> [What is expected] Return the material word for word. Do not include the pictures.

+ + + + + + +

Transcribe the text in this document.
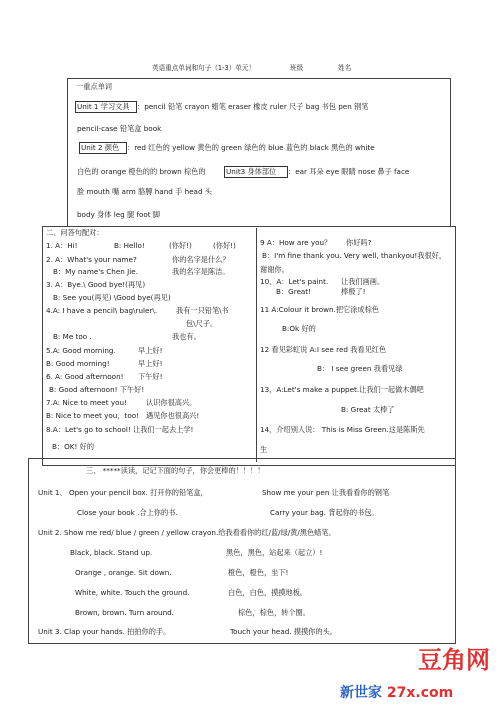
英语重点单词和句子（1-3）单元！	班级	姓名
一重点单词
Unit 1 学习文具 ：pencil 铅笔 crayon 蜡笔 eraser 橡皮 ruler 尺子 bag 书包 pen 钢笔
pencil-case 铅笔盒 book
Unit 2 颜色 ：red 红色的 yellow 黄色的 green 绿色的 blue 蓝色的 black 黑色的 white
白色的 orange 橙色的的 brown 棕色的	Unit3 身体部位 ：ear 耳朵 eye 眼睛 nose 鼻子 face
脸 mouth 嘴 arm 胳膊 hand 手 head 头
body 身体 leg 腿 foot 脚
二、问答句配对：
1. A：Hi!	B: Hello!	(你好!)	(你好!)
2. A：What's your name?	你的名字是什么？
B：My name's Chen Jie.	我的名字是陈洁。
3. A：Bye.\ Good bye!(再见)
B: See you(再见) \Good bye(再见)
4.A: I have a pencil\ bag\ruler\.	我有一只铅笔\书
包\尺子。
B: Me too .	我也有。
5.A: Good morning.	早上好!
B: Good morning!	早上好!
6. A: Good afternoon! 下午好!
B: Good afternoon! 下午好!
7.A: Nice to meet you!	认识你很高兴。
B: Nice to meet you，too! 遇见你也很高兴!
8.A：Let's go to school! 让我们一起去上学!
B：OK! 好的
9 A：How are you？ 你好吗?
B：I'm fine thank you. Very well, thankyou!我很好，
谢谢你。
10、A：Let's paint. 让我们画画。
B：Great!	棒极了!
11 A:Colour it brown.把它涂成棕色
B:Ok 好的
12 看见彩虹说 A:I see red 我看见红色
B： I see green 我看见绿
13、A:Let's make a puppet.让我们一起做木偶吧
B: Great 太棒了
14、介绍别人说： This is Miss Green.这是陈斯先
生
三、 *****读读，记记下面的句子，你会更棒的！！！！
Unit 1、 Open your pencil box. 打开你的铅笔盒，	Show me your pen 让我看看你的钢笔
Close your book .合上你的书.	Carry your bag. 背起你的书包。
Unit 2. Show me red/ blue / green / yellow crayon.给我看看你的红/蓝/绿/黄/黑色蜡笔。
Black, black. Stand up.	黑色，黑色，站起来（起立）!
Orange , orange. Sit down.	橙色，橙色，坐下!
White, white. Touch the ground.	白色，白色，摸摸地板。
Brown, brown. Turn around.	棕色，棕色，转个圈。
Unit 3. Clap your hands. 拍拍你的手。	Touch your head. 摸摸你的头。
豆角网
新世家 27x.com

+ + + + + + +

> [Solution]
Transcribe the text in this document.
英语重点单词和句子（1-3）单元！	班级	姓名
一重点单词
Unit 1 学习文具 ：pencil 铅笔 crayon 蜡笔 eraser 橡皮 ruler 尺子 bag 书包 pen 钢笔
pencil-case 铅笔盒 book
Unit 2 颜色 ：red 红色的 yellow 黄色的 green 绿色的 blue 蓝色的 black 黑色的 white
白色的 orange 橙色的的 brown 棕色的	Unit3 身体部位 ：ear 耳朵 eye 眼睛 nose 鼻子 face
脸 mouth 嘴 arm 胳膊 hand 手 head 头
body 身体 leg 腿 foot 脚
二、问答句配对：
1. A：Hi!	B: Hello!	(你好!)	(你好!)
2. A：What's your name?	你的名字是什么？
B：My name's Chen Jie.	我的名字是陈洁。
3. A：Bye.\ Good bye!(再见)
B: See you(再见) \Good bye(再见)
4.A: I have a pencil\ bag\ruler\.	我有一只铅笔\书
包\尺子。
B: Me too .	我也有。
5.A: Good morning.	早上好!
B: Good morning!	早上好!
6. A: Good afternoon! 下午好!
B: Good afternoon! 下午好!
7.A: Nice to meet you!	认识你很高兴。
B: Nice to meet you，too! 遇见你也很高兴!
8.A：Let's go to school! 让我们一起去上学!
B：OK! 好的
9 A：How are you？ 你好吗?
B：I'm fine thank you. Very well, thankyou!我很好，
谢谢你。
10、A：Let's paint. 让我们画画。
B：Great!	棒极了!
11 A:Colour it brown.把它涂成棕色
B:Ok 好的
12 看见彩虹说 A:I see red 我看见红色
B： I see green 我看见绿
13、A:Let's make a puppet.让我们一起做木偶吧
B: Great 太棒了
14、介绍别人说： This is Miss Green.这是陈斯先
生
三、 *****读读，记记下面的句子，你会更棒的！！！！
Unit 1、 Open your pencil box. 打开你的铅笔盒，	Show me your pen 让我看看你的钢笔
Close your book .合上你的书.	Carry your bag. 背起你的书包。
Unit 2. Show me red/ blue / green / yellow crayon.给我看看你的红/蓝/绿/黄/黑色蜡笔。
Black, black. Stand up.	黑色，黑色，站起来（起立）!
Orange , orange. Sit down.	橙色，橙色，坐下!
White, white. Touch the ground.	白色，白色，摸摸地板。
Brown, brown. Turn around.	棕色，棕色，转个圈。
Unit 3. Clap your hands. 拍拍你的手。	Touch your head. 摸摸你的头。
豆角网
新世家 27x.com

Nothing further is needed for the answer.